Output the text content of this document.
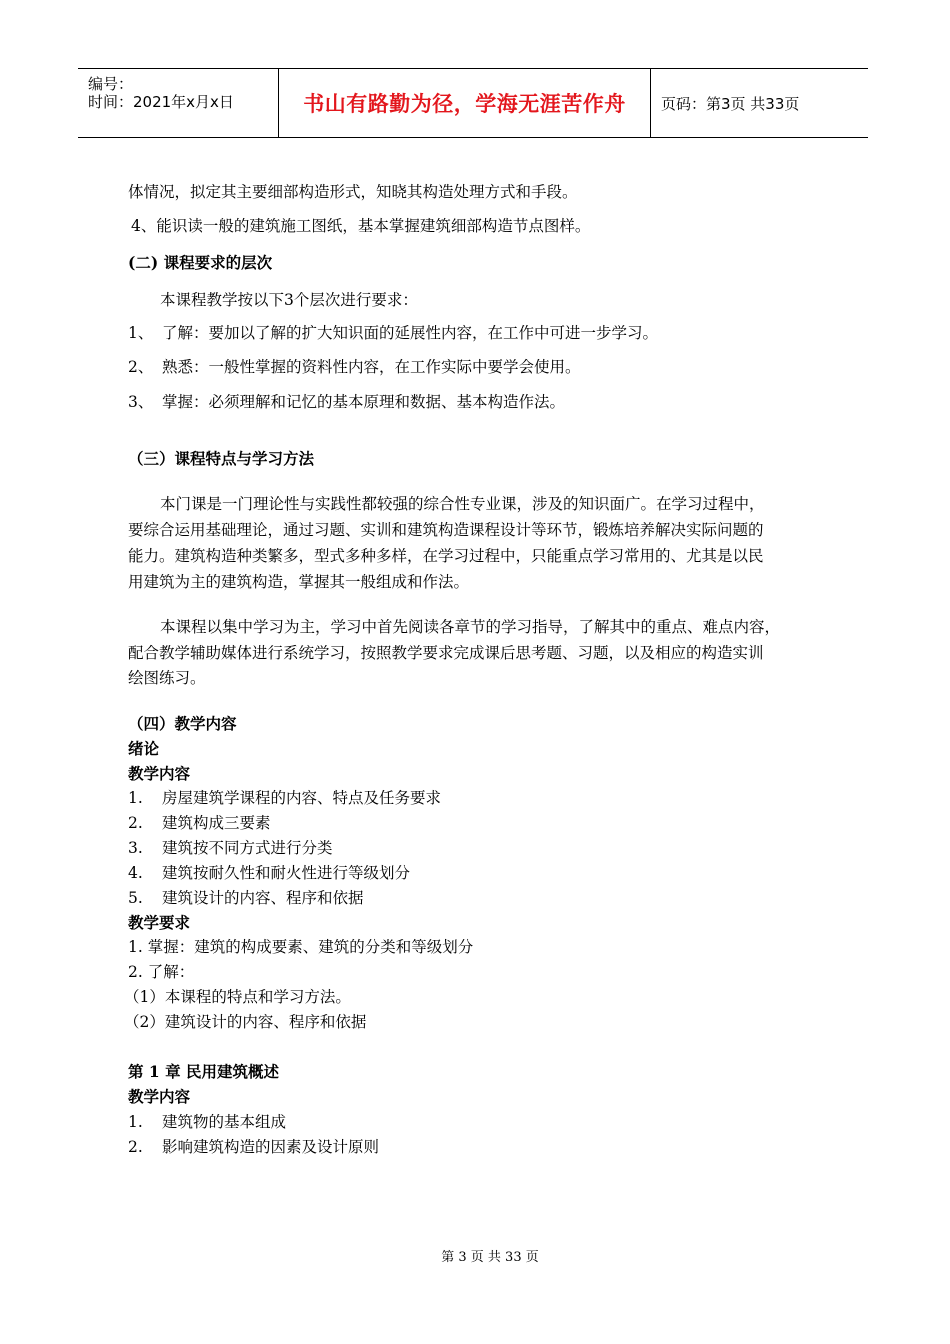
编号：
时间：2021年x月x日	书山有路勤为径，学海无涯苦作舟 页码：第3页 共33页
体情况，拟定其主要细部构造形式，知晓其构造处理方式和手段。
4、能识读一般的建筑施工图纸，基本掌握建筑细部构造节点图样。
(二) 课程要求的层次
本课程教学按以下3个层次进行要求：
1、 了解：要加以了解的扩大知识面的延展性内容，在工作中可进一步学习。
2、 熟悉：一般性掌握的资料性内容，在工作实际中要学会使用。
3、 掌握：必须理解和记忆的基本原理和数据、基本构造作法。
（三）课程特点与学习方法
本门课是一门理论性与实践性都较强的综合性专业课，涉及的知识面广。在学习过程中，
要综合运用基础理论，通过习题、实训和建筑构造课程设计等环节，锻炼培养解决实际问题的
能力。建筑构造种类繁多，型式多种多样，在学习过程中，只能重点学习常用的、尤其是以民
用建筑为主的建筑构造，掌握其一般组成和作法。
本课程以集中学习为主，学习中首先阅读各章节的学习指导，了解其中的重点、难点内容，
配合教学辅助媒体进行系统学习，按照教学要求完成课后思考题、习题，以及相应的构造实训
绘图练习。
（四）教学内容
绪论
教学内容
1. 房屋建筑学课程的内容、特点及任务要求
2. 建筑构成三要素
3. 建筑按不同方式进行分类
4. 建筑按耐久性和耐火性进行等级划分
5. 建筑设计的内容、程序和依据
教学要求
1. 掌握：建筑的构成要素、建筑的分类和等级划分
2. 了解：
（1）本课程的特点和学习方法。
（2）建筑设计的内容、程序和依据
第 1 章 民用建筑概述
教学内容
1. 建筑物的基本组成
2. 影响建筑构造的因素及设计原则
第 3 页 共 33 页
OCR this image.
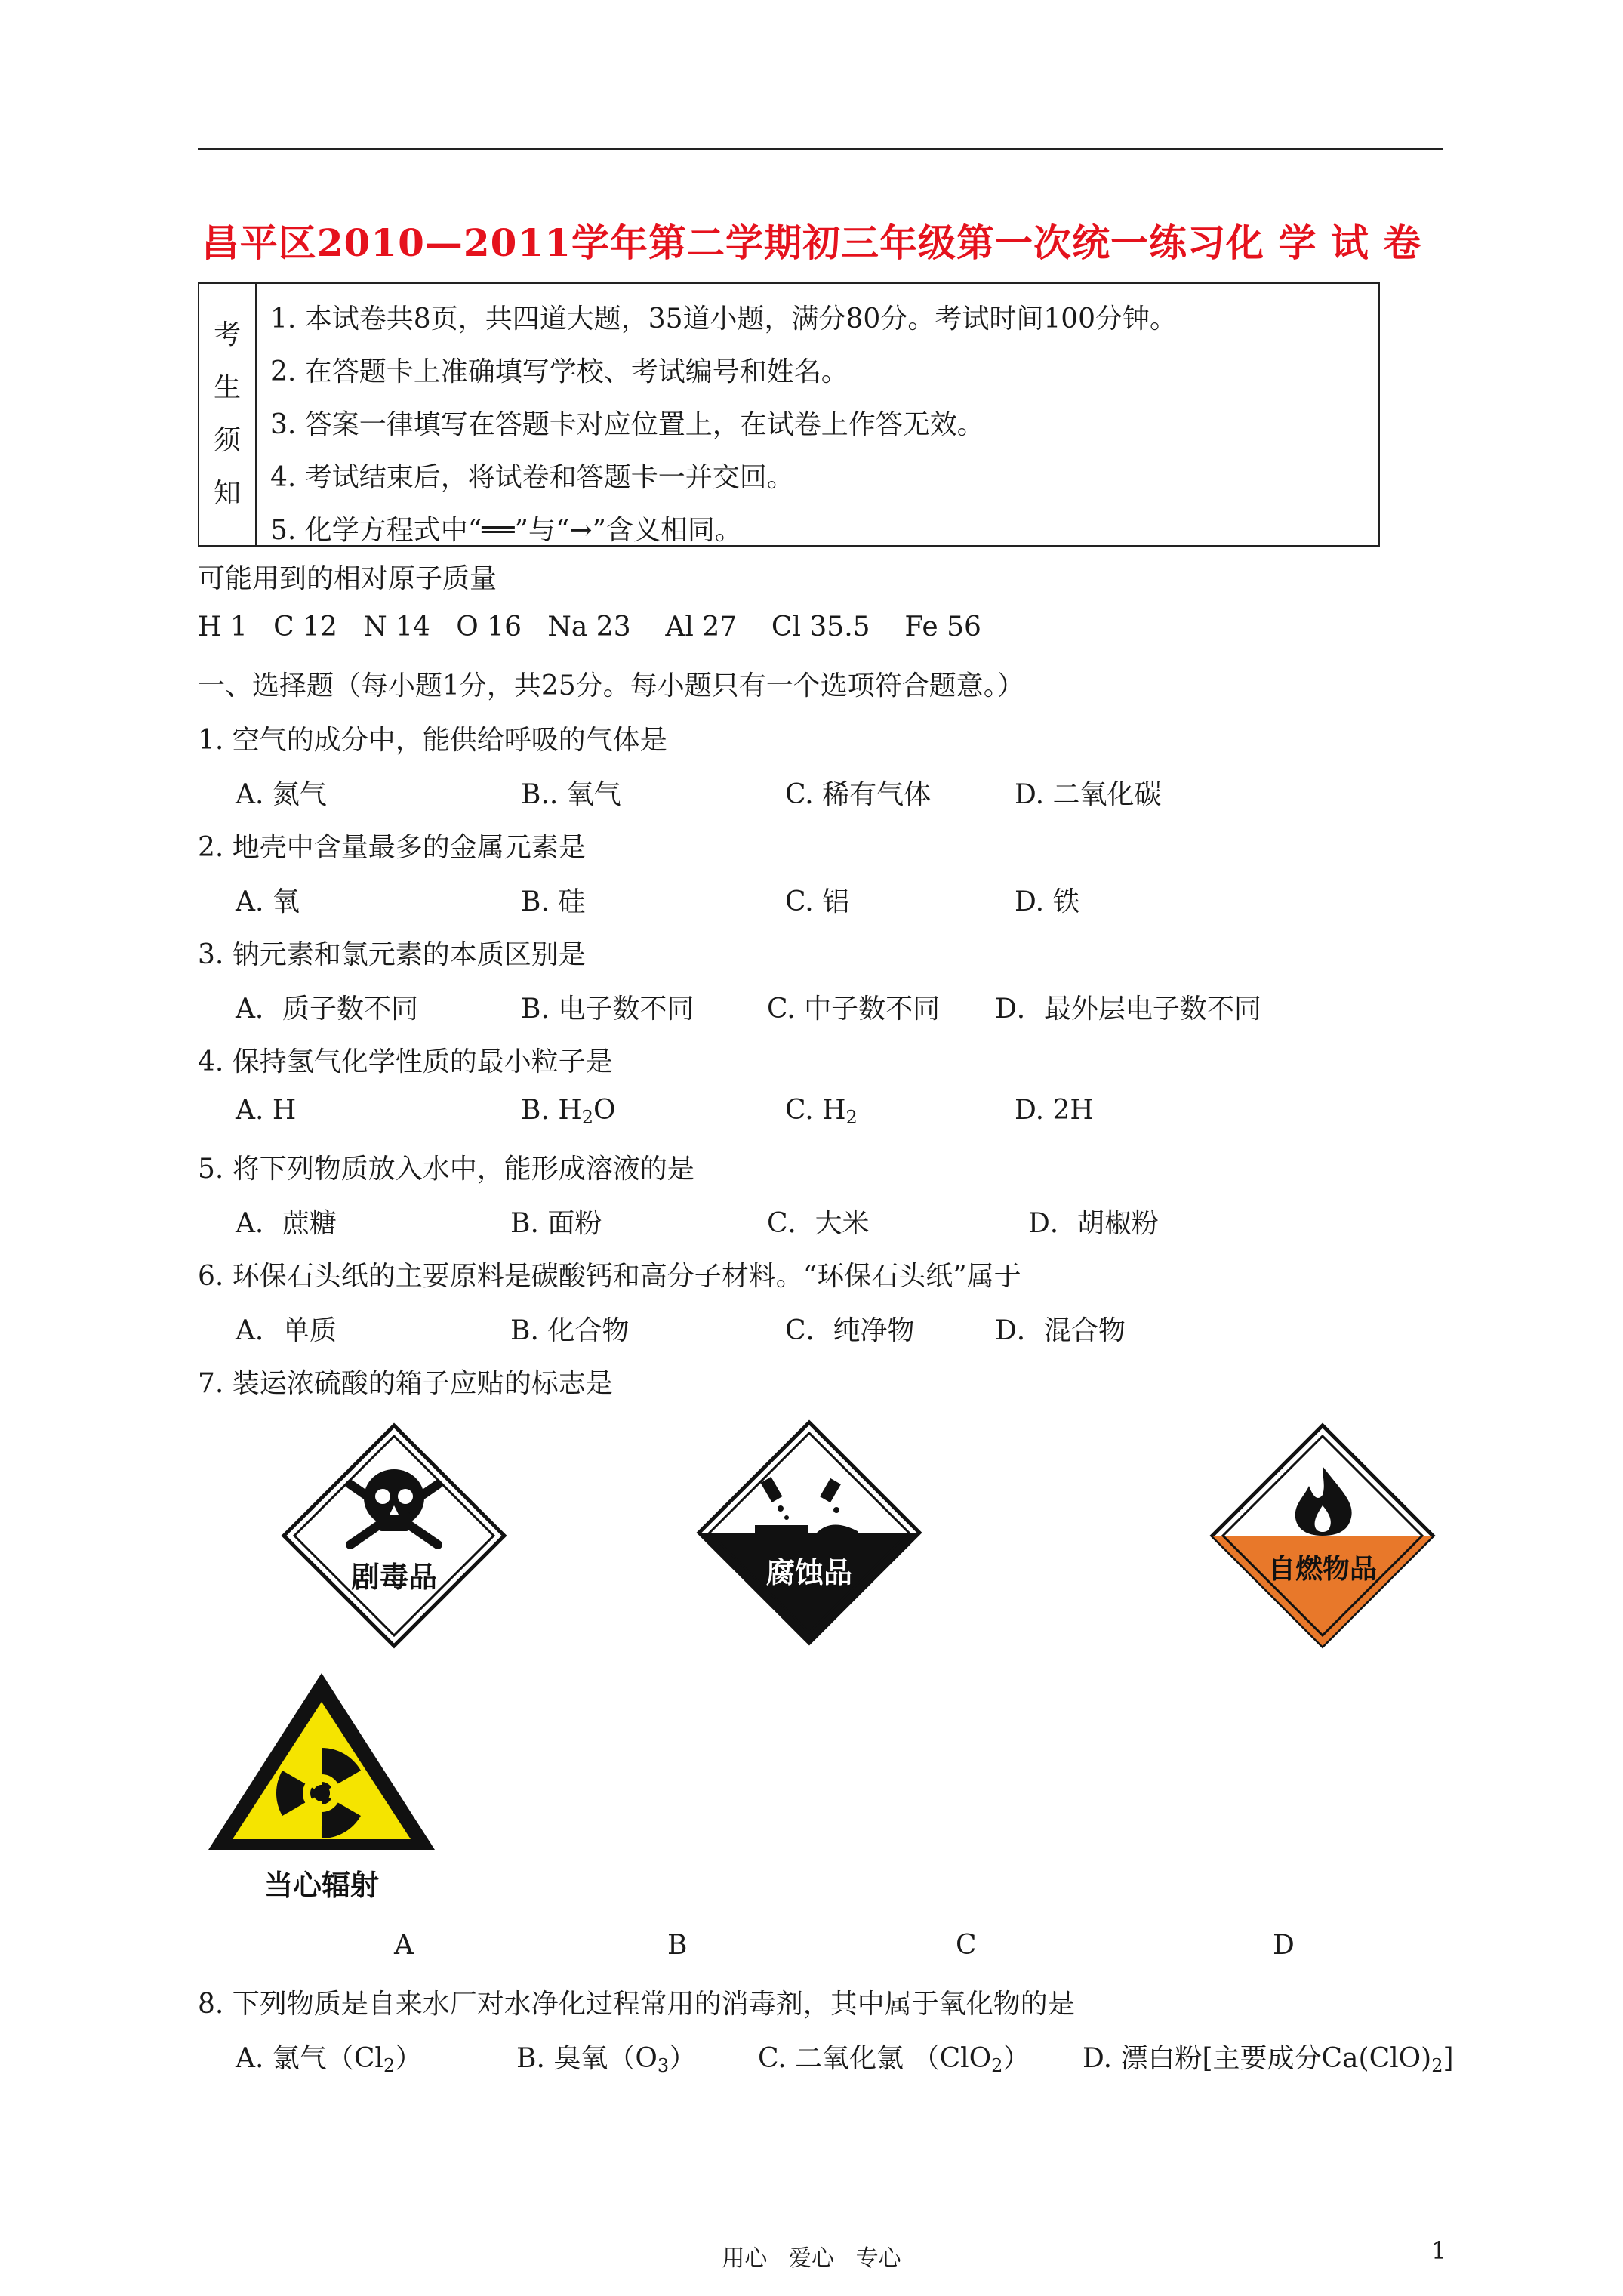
昌平区2010—2011学年第二学期初三年级第一次统一练习化 学 试 卷
考
生
须
知
1. 本试卷共8页，共四道大题，35道小题，满分80分。考试时间100分钟。
2. 在答题卡上准确填写学校、考试编号和姓名。
3. 答案一律填写在答题卡对应位置上，在试卷上作答无效。
4. 考试结束后，将试卷和答题卡一并交回。
5. 化学方程式中“══”与“→”含义相同。
可能用到的相对原子质量
H 1   C 12   N 14   O 16   Na 23    Al 27    Cl 35.5    Fe 56
一、选择题（每小题1分，共25分。每小题只有一个选项符合题意。）
1. 空气的成分中，能供给呼吸的气体是
A. 氮气	B.. 氧气	C. 稀有气体	D. 二氧化碳
2. 地壳中含量最多的金属元素是
A. 氧	B. 硅	C. 铝	D. 铁
3. 钠元素和氯元素的本质区别是
A．质子数不同	B. 电子数不同	C. 中子数不同 D．最外层电子数不同
4. 保持氢气化学性质的最小粒子是
A. H	B. $H_2O$	C. $H_2$	D. 2H
5. 将下列物质放入水中，能形成溶液的是
A．蔗糖	B. 面粉	C．大米	D．胡椒粉
6. 环保石头纸的主要原料是碳酸钙和高分子材料。“环保石头纸”属于
A．单质	B. 化合物	C．纯净物	D．混合物
7. 装运浓硫酸的箱子应贴的标志是
剧毒品	腐蚀品	自燃物品
当心辐射
A	B	C	D
8. 下列物质是自来水厂对水净化过程常用的消毒剂，其中属于氧化物的是
A. 氯气$(Cl_2)$	B. 臭氧$(O_3)$ C. 二氧化氯 （ClO$_2$） D. 漂白粉[主要成分$Ca(ClO)_2$]
用心   爱心   专心	1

▶ [To do]
Write out the records above exactly as they stand, leaving out every picture.

▶ [Right answer]
Output the text content of this document.
编号：
时间：2021年x月x日	书山有路勤为径，学海无涯苦作舟 页码：第3页 共33页
体情况，拟定其主要细部构造形式，知晓其构造处理方式和手段。
4、能识读一般的建筑施工图纸，基本掌握建筑细部构造节点图样。
(二) 课程要求的层次
本课程教学按以下3个层次进行要求：
1、 了解：要加以了解的扩大知识面的延展性内容，在工作中可进一步学习。
2、 熟悉：一般性掌握的资料性内容，在工作实际中要学会使用。
3、 掌握：必须理解和记忆的基本原理和数据、基本构造作法。
（三）课程特点与学习方法
本门课是一门理论性与实践性都较强的综合性专业课，涉及的知识面广。在学习过程中，
要综合运用基础理论，通过习题、实训和建筑构造课程设计等环节，锻炼培养解决实际问题的
能力。建筑构造种类繁多，型式多种多样，在学习过程中，只能重点学习常用的、尤其是以民
用建筑为主的建筑构造，掌握其一般组成和作法。
本课程以集中学习为主，学习中首先阅读各章节的学习指导，了解其中的重点、难点内容，
配合教学辅助媒体进行系统学习，按照教学要求完成课后思考题、习题，以及相应的构造实训
绘图练习。
（四）教学内容
绪论
教学内容
1. 房屋建筑学课程的内容、特点及任务要求
2. 建筑构成三要素
3. 建筑按不同方式进行分类
4. 建筑按耐久性和耐火性进行等级划分
5. 建筑设计的内容、程序和依据
教学要求
1. 掌握：建筑的构成要素、建筑的分类和等级划分
2. 了解：
（1）本课程的特点和学习方法。
（2）建筑设计的内容、程序和依据
第 1 章 民用建筑概述
教学内容
1. 建筑物的基本组成
2. 影响建筑构造的因素及设计原则
第 3 页 共 33 页
OCR this image.
昌平区2010—2011学年第二学期初三年级第一次统一练习化 学 试 卷
考
生
须
知
1. 本试卷共8页，共四道大题，35道小题，满分80分。考试时间100分钟。
2. 在答题卡上准确填写学校、考试编号和姓名。
3. 答案一律填写在答题卡对应位置上，在试卷上作答无效。
4. 考试结束后，将试卷和答题卡一并交回。
5. 化学方程式中“══”与“→”含义相同。
可能用到的相对原子质量
H 1   C 12   N 14   O 16   Na 23    Al 27    Cl 35.5    Fe 56
一、选择题（每小题1分，共25分。每小题只有一个选项符合题意。）
1. 空气的成分中，能供给呼吸的气体是
A. 氮气	B.. 氧气	C. 稀有气体	D. 二氧化碳
2. 地壳中含量最多的金属元素是
A. 氧	B. 硅	C. 铝	D. 铁
3. 钠元素和氯元素的本质区别是
A．质子数不同	B. 电子数不同	C. 中子数不同 D．最外层电子数不同
4. 保持氢气化学性质的最小粒子是
A. H	B. $H_2O$	C. $H_2$	D. 2H
5. 将下列物质放入水中，能形成溶液的是
A．蔗糖	B. 面粉	C．大米	D．胡椒粉
6. 环保石头纸的主要原料是碳酸钙和高分子材料。“环保石头纸”属于
A．单质	B. 化合物	C．纯净物	D．混合物
7. 装运浓硫酸的箱子应贴的标志是
剧毒品	腐蚀品	自燃物品
当心辐射
A	B	C	D
8. 下列物质是自来水厂对水净化过程常用的消毒剂，其中属于氧化物的是
A. 氯气$(Cl_2)$	B. 臭氧$(O_3)$ C. 二氧化氯 （ClO$_2$） D. 漂白粉[主要成分$Ca(ClO)_2$]
用心   爱心   专心	1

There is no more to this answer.